## Exercise
Reproduce the following material exactly, including every line.

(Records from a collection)
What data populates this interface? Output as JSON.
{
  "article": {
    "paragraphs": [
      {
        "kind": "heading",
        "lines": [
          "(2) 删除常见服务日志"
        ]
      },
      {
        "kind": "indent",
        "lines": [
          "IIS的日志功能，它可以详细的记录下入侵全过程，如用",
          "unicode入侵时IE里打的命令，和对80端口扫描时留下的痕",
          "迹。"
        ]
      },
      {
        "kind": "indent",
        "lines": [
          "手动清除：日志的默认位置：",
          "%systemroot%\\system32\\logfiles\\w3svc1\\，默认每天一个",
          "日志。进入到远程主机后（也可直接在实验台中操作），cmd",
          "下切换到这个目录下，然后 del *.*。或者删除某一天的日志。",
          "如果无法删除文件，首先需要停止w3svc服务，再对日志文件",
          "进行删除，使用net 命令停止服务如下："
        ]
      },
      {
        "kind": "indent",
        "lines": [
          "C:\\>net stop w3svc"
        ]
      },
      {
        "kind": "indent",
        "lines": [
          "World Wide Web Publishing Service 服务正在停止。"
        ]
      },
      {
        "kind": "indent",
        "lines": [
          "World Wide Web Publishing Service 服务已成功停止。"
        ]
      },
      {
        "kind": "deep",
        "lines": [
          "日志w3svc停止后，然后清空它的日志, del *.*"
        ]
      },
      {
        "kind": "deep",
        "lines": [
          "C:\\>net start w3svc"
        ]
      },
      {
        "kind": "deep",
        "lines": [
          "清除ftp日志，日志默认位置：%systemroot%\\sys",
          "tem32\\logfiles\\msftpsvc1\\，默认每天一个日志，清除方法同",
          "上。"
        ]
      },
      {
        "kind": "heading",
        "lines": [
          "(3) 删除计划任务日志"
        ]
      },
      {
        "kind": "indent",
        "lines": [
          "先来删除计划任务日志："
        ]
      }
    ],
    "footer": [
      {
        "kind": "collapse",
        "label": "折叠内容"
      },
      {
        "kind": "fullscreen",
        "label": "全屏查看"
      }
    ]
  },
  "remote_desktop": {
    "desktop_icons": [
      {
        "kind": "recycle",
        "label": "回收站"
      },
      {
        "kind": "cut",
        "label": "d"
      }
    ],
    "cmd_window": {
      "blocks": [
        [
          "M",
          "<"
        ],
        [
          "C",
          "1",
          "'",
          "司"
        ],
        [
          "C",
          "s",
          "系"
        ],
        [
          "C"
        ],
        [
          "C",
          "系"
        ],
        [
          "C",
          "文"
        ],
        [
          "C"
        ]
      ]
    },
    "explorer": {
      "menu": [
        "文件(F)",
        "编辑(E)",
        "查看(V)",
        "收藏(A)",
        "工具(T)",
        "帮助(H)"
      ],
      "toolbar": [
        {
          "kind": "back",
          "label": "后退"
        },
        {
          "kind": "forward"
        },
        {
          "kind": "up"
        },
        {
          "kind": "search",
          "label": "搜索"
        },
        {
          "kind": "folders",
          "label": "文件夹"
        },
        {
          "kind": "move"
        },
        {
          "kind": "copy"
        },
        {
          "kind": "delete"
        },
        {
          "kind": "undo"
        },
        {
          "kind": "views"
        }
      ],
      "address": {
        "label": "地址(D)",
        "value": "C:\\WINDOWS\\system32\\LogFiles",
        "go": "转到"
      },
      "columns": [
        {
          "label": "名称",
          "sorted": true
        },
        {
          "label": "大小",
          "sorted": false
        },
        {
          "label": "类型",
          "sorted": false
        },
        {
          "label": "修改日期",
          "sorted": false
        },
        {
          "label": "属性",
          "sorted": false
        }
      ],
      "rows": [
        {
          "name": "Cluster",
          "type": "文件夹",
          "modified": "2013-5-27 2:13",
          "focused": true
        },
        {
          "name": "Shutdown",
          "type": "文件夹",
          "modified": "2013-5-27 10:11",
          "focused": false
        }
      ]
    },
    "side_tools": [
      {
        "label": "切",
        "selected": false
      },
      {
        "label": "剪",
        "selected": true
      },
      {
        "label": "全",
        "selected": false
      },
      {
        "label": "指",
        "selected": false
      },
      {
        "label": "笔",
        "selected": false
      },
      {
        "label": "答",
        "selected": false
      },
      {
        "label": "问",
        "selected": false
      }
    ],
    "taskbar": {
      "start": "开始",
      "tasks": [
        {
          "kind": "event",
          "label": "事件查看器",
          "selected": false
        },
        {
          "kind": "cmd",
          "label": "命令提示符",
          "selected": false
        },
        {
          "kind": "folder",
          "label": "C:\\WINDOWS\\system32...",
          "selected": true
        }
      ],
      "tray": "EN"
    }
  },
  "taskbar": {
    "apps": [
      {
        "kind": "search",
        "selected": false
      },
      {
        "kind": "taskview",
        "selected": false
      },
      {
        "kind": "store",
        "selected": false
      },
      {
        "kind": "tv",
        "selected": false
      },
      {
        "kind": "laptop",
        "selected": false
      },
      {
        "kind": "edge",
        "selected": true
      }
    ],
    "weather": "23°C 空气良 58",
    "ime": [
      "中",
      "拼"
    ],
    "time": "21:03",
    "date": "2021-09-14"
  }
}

## Reply
What data populates this interface? Output as JSON.
{
  "article": {
    "paragraphs": [
      {
        "kind": "heading",
        "lines": [
          "(2) 删除常见服务日志"
        ]
      },
      {
        "kind": "indent",
        "lines": [
          "IIS的日志功能，它可以详细的记录下入侵全过程，如用",
          "unicode入侵时IE里打的命令，和对80端口扫描时留下的痕",
          "迹。"
        ]
      },
      {
        "kind": "indent",
        "lines": [
          "手动清除：日志的默认位置：",
          "%systemroot%\\system32\\logfiles\\w3svc1\\，默认每天一个",
          "日志。进入到远程主机后（也可直接在实验台中操作），cmd",
          "下切换到这个目录下，然后 del *.*。或者删除某一天的日志。",
          "如果无法删除文件，首先需要停止w3svc服务，再对日志文件",
          "进行删除，使用net 命令停止服务如下："
        ]
      },
      {
        "kind": "indent",
        "lines": [
          "C:\\>net stop w3svc"
        ]
      },
      {
        "kind": "indent",
        "lines": [
          "World Wide Web Publishing Service 服务正在停止。"
        ]
      },
      {
        "kind": "indent",
        "lines": [
          "World Wide Web Publishing Service 服务已成功停止。"
        ]
      },
      {
        "kind": "deep",
        "lines": [
          "日志w3svc停止后，然后清空它的日志, del *.*"
        ]
      },
      {
        "kind": "deep",
        "lines": [
          "C:\\>net start w3svc"
        ]
      },
      {
        "kind": "deep",
        "lines": [
          "清除ftp日志，日志默认位置：%systemroot%\\sys",
          "tem32\\logfiles\\msftpsvc1\\，默认每天一个日志，清除方法同",
          "上。"
        ]
      },
      {
        "kind": "heading",
        "lines": [
          "(3) 删除计划任务日志"
        ]
      },
      {
        "kind": "indent",
        "lines": [
          "先来删除计划任务日志："
        ]
      }
    ],
    "footer": [
      {
        "kind": "collapse",
        "label": "折叠内容"
      },
      {
        "kind": "fullscreen",
        "label": "全屏查看"
      }
    ]
  },
  "remote_desktop": {
    "desktop_icons": [
      {
        "kind": "recycle",
        "label": "回收站"
      },
      {
        "kind": "cut",
        "label": "d"
      }
    ],
    "cmd_window": {
      "blocks": [
        [
          "M",
          "<"
        ],
        [
          "C",
          "1",
          "'",
          "司"
        ],
        [
          "C",
          "s",
          "系"
        ],
        [
          "C"
        ],
        [
          "C",
          "系"
        ],
        [
          "C",
          "文"
        ],
        [
          "C"
        ]
      ]
    },
    "explorer": {
      "menu": [
        "文件(F)",
        "编辑(E)",
        "查看(V)",
        "收藏(A)",
        "工具(T)",
        "帮助(H)"
      ],
      "toolbar": [
        {
          "kind": "back",
          "label": "后退"
        },
        {
          "kind": "forward"
        },
        {
          "kind": "up"
        },
        {
          "kind": "search",
          "label": "搜索"
        },
        {
          "kind": "folders",
          "label": "文件夹"
        },
        {
          "kind": "move"
        },
        {
          "kind": "copy"
        },
        {
          "kind": "delete"
        },
        {
          "kind": "undo"
        },
        {
          "kind": "views"
        }
      ],
      "address": {
        "label": "地址(D)",
        "value": "C:\\WINDOWS\\system32\\LogFiles",
        "go": "转到"
      },
      "columns": [
        {
          "label": "名称",
          "sorted": true
        },
        {
          "label": "大小",
          "sorted": false
        },
        {
          "label": "类型",
          "sorted": false
        },
        {
          "label": "修改日期",
          "sorted": false
        },
        {
          "label": "属性",
          "sorted": false
        }
      ],
      "rows": [
        {
          "name": "Cluster",
          "type": "文件夹",
          "modified": "2013-5-27 2:13",
          "focused": true
        },
        {
          "name": "Shutdown",
          "type": "文件夹",
          "modified": "2013-5-27 10:11",
          "focused": false
        }
      ]
    },
    "side_tools": [
      {
        "label": "切",
        "selected": false
      },
      {
        "label": "剪",
        "selected": true
      },
      {
        "label": "全",
        "selected": false
      },
      {
        "label": "指",
        "selected": false
      },
      {
        "label": "笔",
        "selected": false
      },
      {
        "label": "答",
        "selected": false
      },
      {
        "label": "问",
        "selected": false
      }
    ],
    "taskbar": {
      "start": "开始",
      "tasks": [
        {
          "kind": "event",
          "label": "事件查看器",
          "selected": false
        },
        {
          "kind": "cmd",
          "label": "命令提示符",
          "selected": false
        },
        {
          "kind": "folder",
          "label": "C:\\WINDOWS\\system32...",
          "selected": true
        }
      ],
      "tray": "EN"
    }
  },
  "taskbar": {
    "apps": [
      {
        "kind": "search",
        "selected": false
      },
      {
        "kind": "taskview",
        "selected": false
      },
      {
        "kind": "store",
        "selected": false
      },
      {
        "kind": "tv",
        "selected": false
      },
      {
        "kind": "laptop",
        "selected": false
      },
      {
        "kind": "edge",
        "selected": true
      }
    ],
    "weather": "23°C 空气良 58",
    "ime": [
      "中",
      "拼"
    ],
    "time": "21:03",
    "date": "2021-09-14"
  }
}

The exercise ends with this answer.